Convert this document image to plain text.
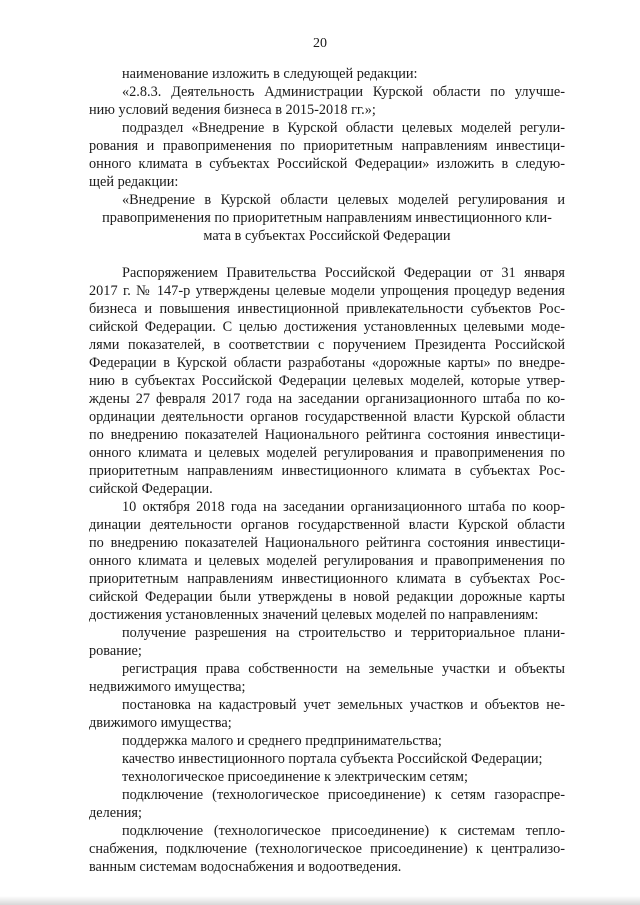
20
наименование изложить в следующей редакции:
«2.8.3. Деятельность Администрации Курской области по улучше-
нию условий ведения бизнеса в 2015-2018 гг.»;
подраздел «Внедрение в Курской области целевых моделей регули-
рования и правоприменения по приоритетным направлениям инвестици-
онного климата в субъектах Российской Федерации» изложить в следую-
щей редакции:
«Внедрение в Курской области целевых моделей регулирования и
правоприменения по приоритетным направлениям инвестиционного кли-
мата в субъектах Российской Федерации
Распоряжением Правительства Российской Федерации от 31 января
2017 г. № 147-р утверждены целевые модели упрощения процедур ведения
бизнеса и повышения инвестиционной привлекательности субъектов Рос-
сийской Федерации. С целью достижения установленных целевыми моде-
лями показателей, в соответствии с поручением Президента Российской
Федерации в Курской области разработаны «дорожные карты» по внедре-
нию в субъектах Российской Федерации целевых моделей, которые утвер-
ждены 27 февраля 2017 года на заседании организационного штаба по ко-
ординации деятельности органов государственной власти Курской области
по внедрению показателей Национального рейтинга состояния инвестици-
онного климата и целевых моделей регулирования и правоприменения по
приоритетным направлениям инвестиционного климата в субъектах Рос-
сийской Федерации.
10 октября 2018 года на заседании организационного штаба по коор-
динации деятельности органов государственной власти Курской области
по внедрению показателей Национального рейтинга состояния инвестици-
онного климата и целевых моделей регулирования и правоприменения по
приоритетным направлениям инвестиционного климата в субъектах Рос-
сийской Федерации были утверждены в новой редакции дорожные карты
достижения установленных значений целевых моделей по направлениям:
получение разрешения на строительство и территориальное плани-
рование;
регистрация права собственности на земельные участки и объекты
недвижимого имущества;
постановка на кадастровый учет земельных участков и объектов не-
движимого имущества;
поддержка малого и среднего предпринимательства;
качество инвестиционного портала субъекта Российской Федерации;
технологическое присоединение к электрическим сетям;
подключение (технологическое присоединение) к сетям газораспре-
деления;
подключение (технологическое присоединение) к системам тепло-
снабжения, подключение (технологическое присоединение) к централизо-
ванным системам водоснабжения и водоотведения.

--*--

● TASK TO COMPLETE: State how many lines include the string "Федерации", and nothing more.

● WRITTEN RESPONSE: 9